* Stated task
Your task is to print all of the material verbatim.
+++
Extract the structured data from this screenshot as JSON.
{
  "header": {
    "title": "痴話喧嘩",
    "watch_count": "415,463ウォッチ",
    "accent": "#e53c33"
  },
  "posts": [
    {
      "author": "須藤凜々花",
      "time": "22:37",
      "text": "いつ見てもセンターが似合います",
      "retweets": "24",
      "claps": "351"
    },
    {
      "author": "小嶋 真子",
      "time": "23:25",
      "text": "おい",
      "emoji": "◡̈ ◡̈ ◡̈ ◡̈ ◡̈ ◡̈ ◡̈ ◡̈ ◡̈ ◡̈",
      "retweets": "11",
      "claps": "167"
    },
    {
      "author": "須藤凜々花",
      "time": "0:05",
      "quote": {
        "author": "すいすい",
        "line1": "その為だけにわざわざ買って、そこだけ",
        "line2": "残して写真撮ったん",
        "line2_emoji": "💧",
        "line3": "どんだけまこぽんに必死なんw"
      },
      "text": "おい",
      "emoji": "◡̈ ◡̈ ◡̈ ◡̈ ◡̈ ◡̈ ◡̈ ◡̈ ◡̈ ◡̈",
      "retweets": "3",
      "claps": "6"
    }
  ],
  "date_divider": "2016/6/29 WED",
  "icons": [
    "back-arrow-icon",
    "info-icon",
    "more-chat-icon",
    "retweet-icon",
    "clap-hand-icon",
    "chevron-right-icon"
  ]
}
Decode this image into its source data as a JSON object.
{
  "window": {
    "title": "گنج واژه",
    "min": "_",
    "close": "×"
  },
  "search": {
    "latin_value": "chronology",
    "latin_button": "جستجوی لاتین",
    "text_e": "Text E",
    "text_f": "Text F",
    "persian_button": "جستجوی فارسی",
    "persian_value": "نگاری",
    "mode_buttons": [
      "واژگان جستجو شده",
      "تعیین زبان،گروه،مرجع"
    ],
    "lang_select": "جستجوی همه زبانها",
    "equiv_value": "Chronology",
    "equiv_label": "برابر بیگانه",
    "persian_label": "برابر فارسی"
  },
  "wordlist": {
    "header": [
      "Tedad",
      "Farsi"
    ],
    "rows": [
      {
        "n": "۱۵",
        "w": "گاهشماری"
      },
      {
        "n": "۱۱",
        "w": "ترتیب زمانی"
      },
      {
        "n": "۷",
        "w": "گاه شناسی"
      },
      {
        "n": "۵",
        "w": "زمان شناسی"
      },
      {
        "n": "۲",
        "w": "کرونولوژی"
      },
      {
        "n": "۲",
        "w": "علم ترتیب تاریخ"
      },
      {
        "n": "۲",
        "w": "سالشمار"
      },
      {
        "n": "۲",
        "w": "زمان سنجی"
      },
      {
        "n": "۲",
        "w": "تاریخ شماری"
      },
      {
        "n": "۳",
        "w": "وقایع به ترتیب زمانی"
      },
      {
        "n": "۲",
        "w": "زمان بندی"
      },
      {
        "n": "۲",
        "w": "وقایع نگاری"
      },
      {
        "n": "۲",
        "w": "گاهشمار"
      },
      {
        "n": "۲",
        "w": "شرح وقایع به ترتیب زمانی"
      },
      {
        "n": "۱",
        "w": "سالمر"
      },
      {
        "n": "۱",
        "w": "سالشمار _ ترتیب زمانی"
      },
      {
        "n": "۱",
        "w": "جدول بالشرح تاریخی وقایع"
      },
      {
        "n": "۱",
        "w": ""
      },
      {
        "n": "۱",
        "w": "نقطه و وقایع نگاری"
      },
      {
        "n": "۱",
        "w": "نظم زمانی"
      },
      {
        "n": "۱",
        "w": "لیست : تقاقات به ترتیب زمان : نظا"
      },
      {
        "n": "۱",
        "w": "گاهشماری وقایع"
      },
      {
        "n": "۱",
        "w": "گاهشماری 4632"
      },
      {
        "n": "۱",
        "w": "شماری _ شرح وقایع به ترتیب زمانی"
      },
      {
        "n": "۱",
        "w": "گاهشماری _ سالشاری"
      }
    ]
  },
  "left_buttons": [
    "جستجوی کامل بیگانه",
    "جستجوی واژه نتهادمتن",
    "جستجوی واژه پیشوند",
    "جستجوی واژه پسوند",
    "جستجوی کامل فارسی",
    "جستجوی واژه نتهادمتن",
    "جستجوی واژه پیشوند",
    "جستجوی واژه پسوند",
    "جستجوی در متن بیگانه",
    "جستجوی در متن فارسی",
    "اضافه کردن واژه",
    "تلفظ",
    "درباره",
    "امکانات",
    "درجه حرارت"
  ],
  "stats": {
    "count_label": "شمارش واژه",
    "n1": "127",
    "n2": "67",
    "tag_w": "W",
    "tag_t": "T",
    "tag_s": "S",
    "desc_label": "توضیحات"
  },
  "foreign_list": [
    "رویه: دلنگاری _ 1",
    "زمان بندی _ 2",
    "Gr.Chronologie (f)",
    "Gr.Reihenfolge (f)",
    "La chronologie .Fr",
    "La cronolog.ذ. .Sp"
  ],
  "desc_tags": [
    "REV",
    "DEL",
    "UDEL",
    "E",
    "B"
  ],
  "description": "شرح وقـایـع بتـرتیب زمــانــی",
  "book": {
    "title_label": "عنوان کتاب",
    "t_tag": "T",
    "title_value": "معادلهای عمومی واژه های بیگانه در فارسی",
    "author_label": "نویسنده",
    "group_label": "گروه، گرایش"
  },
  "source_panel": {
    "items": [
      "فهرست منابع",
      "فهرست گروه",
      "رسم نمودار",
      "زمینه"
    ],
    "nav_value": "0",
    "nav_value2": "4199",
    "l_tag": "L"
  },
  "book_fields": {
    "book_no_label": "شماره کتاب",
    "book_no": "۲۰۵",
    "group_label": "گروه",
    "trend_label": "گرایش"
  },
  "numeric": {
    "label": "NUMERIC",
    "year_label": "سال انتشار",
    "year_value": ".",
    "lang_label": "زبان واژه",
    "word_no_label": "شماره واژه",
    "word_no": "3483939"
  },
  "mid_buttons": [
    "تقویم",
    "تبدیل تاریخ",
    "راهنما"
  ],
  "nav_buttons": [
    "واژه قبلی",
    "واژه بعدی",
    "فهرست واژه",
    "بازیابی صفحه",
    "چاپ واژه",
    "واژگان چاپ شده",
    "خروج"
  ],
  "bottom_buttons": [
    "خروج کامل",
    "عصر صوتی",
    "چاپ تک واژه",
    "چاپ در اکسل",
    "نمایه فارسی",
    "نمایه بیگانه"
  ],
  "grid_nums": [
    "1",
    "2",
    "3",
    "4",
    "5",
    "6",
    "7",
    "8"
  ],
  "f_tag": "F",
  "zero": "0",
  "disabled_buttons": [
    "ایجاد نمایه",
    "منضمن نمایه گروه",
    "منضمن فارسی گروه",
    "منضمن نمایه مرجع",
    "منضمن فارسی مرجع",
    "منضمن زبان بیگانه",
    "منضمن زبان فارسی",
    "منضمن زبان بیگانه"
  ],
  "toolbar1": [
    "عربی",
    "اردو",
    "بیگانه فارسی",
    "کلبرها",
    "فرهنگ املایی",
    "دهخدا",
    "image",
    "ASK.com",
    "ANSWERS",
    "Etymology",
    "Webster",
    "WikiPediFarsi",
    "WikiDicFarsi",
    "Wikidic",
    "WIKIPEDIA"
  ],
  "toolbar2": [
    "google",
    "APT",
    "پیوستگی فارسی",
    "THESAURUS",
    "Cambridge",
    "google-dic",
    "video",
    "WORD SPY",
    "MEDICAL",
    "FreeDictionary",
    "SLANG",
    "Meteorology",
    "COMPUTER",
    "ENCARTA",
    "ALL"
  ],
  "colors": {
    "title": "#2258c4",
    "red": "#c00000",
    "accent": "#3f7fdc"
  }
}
+++
* Solution to this problem
Extract the structured data from this screenshot as JSON.
{
  "header": {
    "title": "痴話喧嘩",
    "watch_count": "415,463ウォッチ",
    "accent": "#e53c33"
  },
  "posts": [
    {
      "author": "須藤凜々花",
      "time": "22:37",
      "text": "いつ見てもセンターが似合います",
      "retweets": "24",
      "claps": "351"
    },
    {
      "author": "小嶋 真子",
      "time": "23:25",
      "text": "おい",
      "emoji": "◡̈ ◡̈ ◡̈ ◡̈ ◡̈ ◡̈ ◡̈ ◡̈ ◡̈ ◡̈",
      "retweets": "11",
      "claps": "167"
    },
    {
      "author": "須藤凜々花",
      "time": "0:05",
      "quote": {
        "author": "すいすい",
        "line1": "その為だけにわざわざ買って、そこだけ",
        "line2": "残して写真撮ったん",
        "line2_emoji": "💧",
        "line3": "どんだけまこぽんに必死なんw"
      },
      "text": "おい",
      "emoji": "◡̈ ◡̈ ◡̈ ◡̈ ◡̈ ◡̈ ◡̈ ◡̈ ◡̈ ◡̈",
      "retweets": "3",
      "claps": "6"
    }
  ],
  "date_divider": "2016/6/29 WED",
  "icons": [
    "back-arrow-icon",
    "info-icon",
    "more-chat-icon",
    "retweet-icon",
    "clap-hand-icon",
    "chevron-right-icon"
  ]
}
Decode this image into its source data as a JSON object.
{
  "window": {
    "title": "گنج واژه",
    "min": "_",
    "close": "×"
  },
  "search": {
    "latin_value": "chronology",
    "latin_button": "جستجوی لاتین",
    "text_e": "Text E",
    "text_f": "Text F",
    "persian_button": "جستجوی فارسی",
    "persian_value": "نگاری",
    "mode_buttons": [
      "واژگان جستجو شده",
      "تعیین زبان،گروه،مرجع"
    ],
    "lang_select": "جستجوی همه زبانها",
    "equiv_value": "Chronology",
    "equiv_label": "برابر بیگانه",
    "persian_label": "برابر فارسی"
  },
  "wordlist": {
    "header": [
      "Tedad",
      "Farsi"
    ],
    "rows": [
      {
        "n": "۱۵",
        "w": "گاهشماری"
      },
      {
        "n": "۱۱",
        "w": "ترتیب زمانی"
      },
      {
        "n": "۷",
        "w": "گاه شناسی"
      },
      {
        "n": "۵",
        "w": "زمان شناسی"
      },
      {
        "n": "۲",
        "w": "کرونولوژی"
      },
      {
        "n": "۲",
        "w": "علم ترتیب تاریخ"
      },
      {
        "n": "۲",
        "w": "سالشمار"
      },
      {
        "n": "۲",
        "w": "زمان سنجی"
      },
      {
        "n": "۲",
        "w": "تاریخ شماری"
      },
      {
        "n": "۳",
        "w": "وقایع به ترتیب زمانی"
      },
      {
        "n": "۲",
        "w": "زمان بندی"
      },
      {
        "n": "۲",
        "w": "وقایع نگاری"
      },
      {
        "n": "۲",
        "w": "گاهشمار"
      },
      {
        "n": "۲",
        "w": "شرح وقایع به ترتیب زمانی"
      },
      {
        "n": "۱",
        "w": "سالمر"
      },
      {
        "n": "۱",
        "w": "سالشمار _ ترتیب زمانی"
      },
      {
        "n": "۱",
        "w": "جدول بالشرح تاریخی وقایع"
      },
      {
        "n": "۱",
        "w": ""
      },
      {
        "n": "۱",
        "w": "نقطه و وقایع نگاری"
      },
      {
        "n": "۱",
        "w": "نظم زمانی"
      },
      {
        "n": "۱",
        "w": "لیست : تقاقات به ترتیب زمان : نظا"
      },
      {
        "n": "۱",
        "w": "گاهشماری وقایع"
      },
      {
        "n": "۱",
        "w": "گاهشماری 4632"
      },
      {
        "n": "۱",
        "w": "شماری _ شرح وقایع به ترتیب زمانی"
      },
      {
        "n": "۱",
        "w": "گاهشماری _ سالشاری"
      }
    ]
  },
  "left_buttons": [
    "جستجوی کامل بیگانه",
    "جستجوی واژه نتهادمتن",
    "جستجوی واژه پیشوند",
    "جستجوی واژه پسوند",
    "جستجوی کامل فارسی",
    "جستجوی واژه نتهادمتن",
    "جستجوی واژه پیشوند",
    "جستجوی واژه پسوند",
    "جستجوی در متن بیگانه",
    "جستجوی در متن فارسی",
    "اضافه کردن واژه",
    "تلفظ",
    "درباره",
    "امکانات",
    "درجه حرارت"
  ],
  "stats": {
    "count_label": "شمارش واژه",
    "n1": "127",
    "n2": "67",
    "tag_w": "W",
    "tag_t": "T",
    "tag_s": "S",
    "desc_label": "توضیحات"
  },
  "foreign_list": [
    "رویه: دلنگاری _ 1",
    "زمان بندی _ 2",
    "Gr.Chronologie (f)",
    "Gr.Reihenfolge (f)",
    "La chronologie .Fr",
    "La cronolog.ذ. .Sp"
  ],
  "desc_tags": [
    "REV",
    "DEL",
    "UDEL",
    "E",
    "B"
  ],
  "description": "شرح وقـایـع بتـرتیب زمــانــی",
  "book": {
    "title_label": "عنوان کتاب",
    "t_tag": "T",
    "title_value": "معادلهای عمومی واژه های بیگانه در فارسی",
    "author_label": "نویسنده",
    "group_label": "گروه، گرایش"
  },
  "source_panel": {
    "items": [
      "فهرست منابع",
      "فهرست گروه",
      "رسم نمودار",
      "زمینه"
    ],
    "nav_value": "0",
    "nav_value2": "4199",
    "l_tag": "L"
  },
  "book_fields": {
    "book_no_label": "شماره کتاب",
    "book_no": "۲۰۵",
    "group_label": "گروه",
    "trend_label": "گرایش"
  },
  "numeric": {
    "label": "NUMERIC",
    "year_label": "سال انتشار",
    "year_value": ".",
    "lang_label": "زبان واژه",
    "word_no_label": "شماره واژه",
    "word_no": "3483939"
  },
  "mid_buttons": [
    "تقویم",
    "تبدیل تاریخ",
    "راهنما"
  ],
  "nav_buttons": [
    "واژه قبلی",
    "واژه بعدی",
    "فهرست واژه",
    "بازیابی صفحه",
    "چاپ واژه",
    "واژگان چاپ شده",
    "خروج"
  ],
  "bottom_buttons": [
    "خروج کامل",
    "عصر صوتی",
    "چاپ تک واژه",
    "چاپ در اکسل",
    "نمایه فارسی",
    "نمایه بیگانه"
  ],
  "grid_nums": [
    "1",
    "2",
    "3",
    "4",
    "5",
    "6",
    "7",
    "8"
  ],
  "f_tag": "F",
  "zero": "0",
  "disabled_buttons": [
    "ایجاد نمایه",
    "منضمن نمایه گروه",
    "منضمن فارسی گروه",
    "منضمن نمایه مرجع",
    "منضمن فارسی مرجع",
    "منضمن زبان بیگانه",
    "منضمن زبان فارسی",
    "منضمن زبان بیگانه"
  ],
  "toolbar1": [
    "عربی",
    "اردو",
    "بیگانه فارسی",
    "کلبرها",
    "فرهنگ املایی",
    "دهخدا",
    "image",
    "ASK.com",
    "ANSWERS",
    "Etymology",
    "Webster",
    "WikiPediFarsi",
    "WikiDicFarsi",
    "Wikidic",
    "WIKIPEDIA"
  ],
  "toolbar2": [
    "google",
    "APT",
    "پیوستگی فارسی",
    "THESAURUS",
    "Cambridge",
    "google-dic",
    "video",
    "WORD SPY",
    "MEDICAL",
    "FreeDictionary",
    "SLANG",
    "Meteorology",
    "COMPUTER",
    "ENCARTA",
    "ALL"
  ],
  "colors": {
    "title": "#2258c4",
    "red": "#c00000",
    "accent": "#3f7fdc"
  }
}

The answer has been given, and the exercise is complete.